>> Start

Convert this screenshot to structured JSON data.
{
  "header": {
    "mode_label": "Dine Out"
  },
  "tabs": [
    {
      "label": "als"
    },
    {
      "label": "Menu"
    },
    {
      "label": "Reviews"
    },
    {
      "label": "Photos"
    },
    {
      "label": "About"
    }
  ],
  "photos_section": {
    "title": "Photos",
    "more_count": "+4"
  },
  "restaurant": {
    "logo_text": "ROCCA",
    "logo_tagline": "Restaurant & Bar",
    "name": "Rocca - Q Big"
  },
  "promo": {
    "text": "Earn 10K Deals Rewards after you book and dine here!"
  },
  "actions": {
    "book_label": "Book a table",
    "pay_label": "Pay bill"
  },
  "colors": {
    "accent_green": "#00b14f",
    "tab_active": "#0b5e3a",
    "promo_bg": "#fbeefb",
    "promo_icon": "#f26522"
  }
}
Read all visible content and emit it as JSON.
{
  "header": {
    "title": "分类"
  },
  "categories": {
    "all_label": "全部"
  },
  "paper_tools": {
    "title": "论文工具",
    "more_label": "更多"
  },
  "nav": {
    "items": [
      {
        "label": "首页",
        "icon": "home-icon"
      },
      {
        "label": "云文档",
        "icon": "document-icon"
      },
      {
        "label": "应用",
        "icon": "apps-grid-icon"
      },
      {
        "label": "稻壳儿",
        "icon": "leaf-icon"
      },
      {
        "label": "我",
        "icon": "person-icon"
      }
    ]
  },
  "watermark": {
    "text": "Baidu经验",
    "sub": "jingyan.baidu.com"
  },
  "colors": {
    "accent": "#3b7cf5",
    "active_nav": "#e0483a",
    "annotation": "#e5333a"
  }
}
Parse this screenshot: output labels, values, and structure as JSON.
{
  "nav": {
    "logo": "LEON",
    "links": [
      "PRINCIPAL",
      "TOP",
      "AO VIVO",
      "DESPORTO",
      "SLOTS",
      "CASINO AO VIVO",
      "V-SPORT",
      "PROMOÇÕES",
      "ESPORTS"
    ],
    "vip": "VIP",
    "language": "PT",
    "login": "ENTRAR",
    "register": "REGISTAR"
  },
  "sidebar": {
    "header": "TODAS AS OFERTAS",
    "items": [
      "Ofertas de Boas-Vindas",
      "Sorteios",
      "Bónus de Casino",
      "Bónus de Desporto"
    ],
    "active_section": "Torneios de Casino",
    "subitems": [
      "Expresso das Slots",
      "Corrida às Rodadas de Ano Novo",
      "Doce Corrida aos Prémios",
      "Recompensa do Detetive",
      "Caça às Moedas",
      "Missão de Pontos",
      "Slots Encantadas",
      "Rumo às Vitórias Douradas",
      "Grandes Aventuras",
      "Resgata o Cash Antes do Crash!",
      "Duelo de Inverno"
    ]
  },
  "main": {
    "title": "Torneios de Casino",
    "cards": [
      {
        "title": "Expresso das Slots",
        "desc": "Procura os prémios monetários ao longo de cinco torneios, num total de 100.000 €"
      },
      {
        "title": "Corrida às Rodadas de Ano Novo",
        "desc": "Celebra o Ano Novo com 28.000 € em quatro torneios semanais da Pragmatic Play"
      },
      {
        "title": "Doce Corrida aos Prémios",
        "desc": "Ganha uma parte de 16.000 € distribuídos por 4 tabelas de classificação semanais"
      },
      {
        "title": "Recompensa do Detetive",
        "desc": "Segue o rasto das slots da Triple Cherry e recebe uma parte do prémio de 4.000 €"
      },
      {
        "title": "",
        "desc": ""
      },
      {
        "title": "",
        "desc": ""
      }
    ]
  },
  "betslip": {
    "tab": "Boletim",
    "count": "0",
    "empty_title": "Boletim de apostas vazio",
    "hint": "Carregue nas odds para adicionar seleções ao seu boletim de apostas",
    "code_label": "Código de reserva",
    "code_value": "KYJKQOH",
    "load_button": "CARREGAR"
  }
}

>> End

What you should do: Every line above should be written out again exactly as it stands.

Worked answer:
Convert this screenshot to structured JSON data.
{
  "header": {
    "mode_label": "Dine Out"
  },
  "tabs": [
    {
      "label": "als"
    },
    {
      "label": "Menu"
    },
    {
      "label": "Reviews"
    },
    {
      "label": "Photos"
    },
    {
      "label": "About"
    }
  ],
  "photos_section": {
    "title": "Photos",
    "more_count": "+4"
  },
  "restaurant": {
    "logo_text": "ROCCA",
    "logo_tagline": "Restaurant & Bar",
    "name": "Rocca - Q Big"
  },
  "promo": {
    "text": "Earn 10K Deals Rewards after you book and dine here!"
  },
  "actions": {
    "book_label": "Book a table",
    "pay_label": "Pay bill"
  },
  "colors": {
    "accent_green": "#00b14f",
    "tab_active": "#0b5e3a",
    "promo_bg": "#fbeefb",
    "promo_icon": "#f26522"
  }
}
Read all visible content and emit it as JSON.
{
  "header": {
    "title": "分类"
  },
  "categories": {
    "all_label": "全部"
  },
  "paper_tools": {
    "title": "论文工具",
    "more_label": "更多"
  },
  "nav": {
    "items": [
      {
        "label": "首页",
        "icon": "home-icon"
      },
      {
        "label": "云文档",
        "icon": "document-icon"
      },
      {
        "label": "应用",
        "icon": "apps-grid-icon"
      },
      {
        "label": "稻壳儿",
        "icon": "leaf-icon"
      },
      {
        "label": "我",
        "icon": "person-icon"
      }
    ]
  },
  "watermark": {
    "text": "Baidu经验",
    "sub": "jingyan.baidu.com"
  },
  "colors": {
    "accent": "#3b7cf5",
    "active_nav": "#e0483a",
    "annotation": "#e5333a"
  }
}
Parse this screenshot: output labels, values, and structure as JSON.
{
  "nav": {
    "logo": "LEON",
    "links": [
      "PRINCIPAL",
      "TOP",
      "AO VIVO",
      "DESPORTO",
      "SLOTS",
      "CASINO AO VIVO",
      "V-SPORT",
      "PROMOÇÕES",
      "ESPORTS"
    ],
    "vip": "VIP",
    "language": "PT",
    "login": "ENTRAR",
    "register": "REGISTAR"
  },
  "sidebar": {
    "header": "TODAS AS OFERTAS",
    "items": [
      "Ofertas de Boas-Vindas",
      "Sorteios",
      "Bónus de Casino",
      "Bónus de Desporto"
    ],
    "active_section": "Torneios de Casino",
    "subitems": [
      "Expresso das Slots",
      "Corrida às Rodadas de Ano Novo",
      "Doce Corrida aos Prémios",
      "Recompensa do Detetive",
      "Caça às Moedas",
      "Missão de Pontos",
      "Slots Encantadas",
      "Rumo às Vitórias Douradas",
      "Grandes Aventuras",
      "Resgata o Cash Antes do Crash!",
      "Duelo de Inverno"
    ]
  },
  "main": {
    "title": "Torneios de Casino",
    "cards": [
      {
        "title": "Expresso das Slots",
        "desc": "Procura os prémios monetários ao longo de cinco torneios, num total de 100.000 €"
      },
      {
        "title": "Corrida às Rodadas de Ano Novo",
        "desc": "Celebra o Ano Novo com 28.000 € em quatro torneios semanais da Pragmatic Play"
      },
      {
        "title": "Doce Corrida aos Prémios",
        "desc": "Ganha uma parte de 16.000 € distribuídos por 4 tabelas de classificação semanais"
      },
      {
        "title": "Recompensa do Detetive",
        "desc": "Segue o rasto das slots da Triple Cherry e recebe uma parte do prémio de 4.000 €"
      },
      {
        "title": "",
        "desc": ""
      },
      {
        "title": "",
        "desc": ""
      }
    ]
  },
  "betslip": {
    "tab": "Boletim",
    "count": "0",
    "empty_title": "Boletim de apostas vazio",
    "hint": "Carregue nas odds para adicionar seleções ao seu boletim de apostas",
    "code_label": "Código de reserva",
    "code_value": "KYJKQOH",
    "load_button": "CARREGAR"
  }
}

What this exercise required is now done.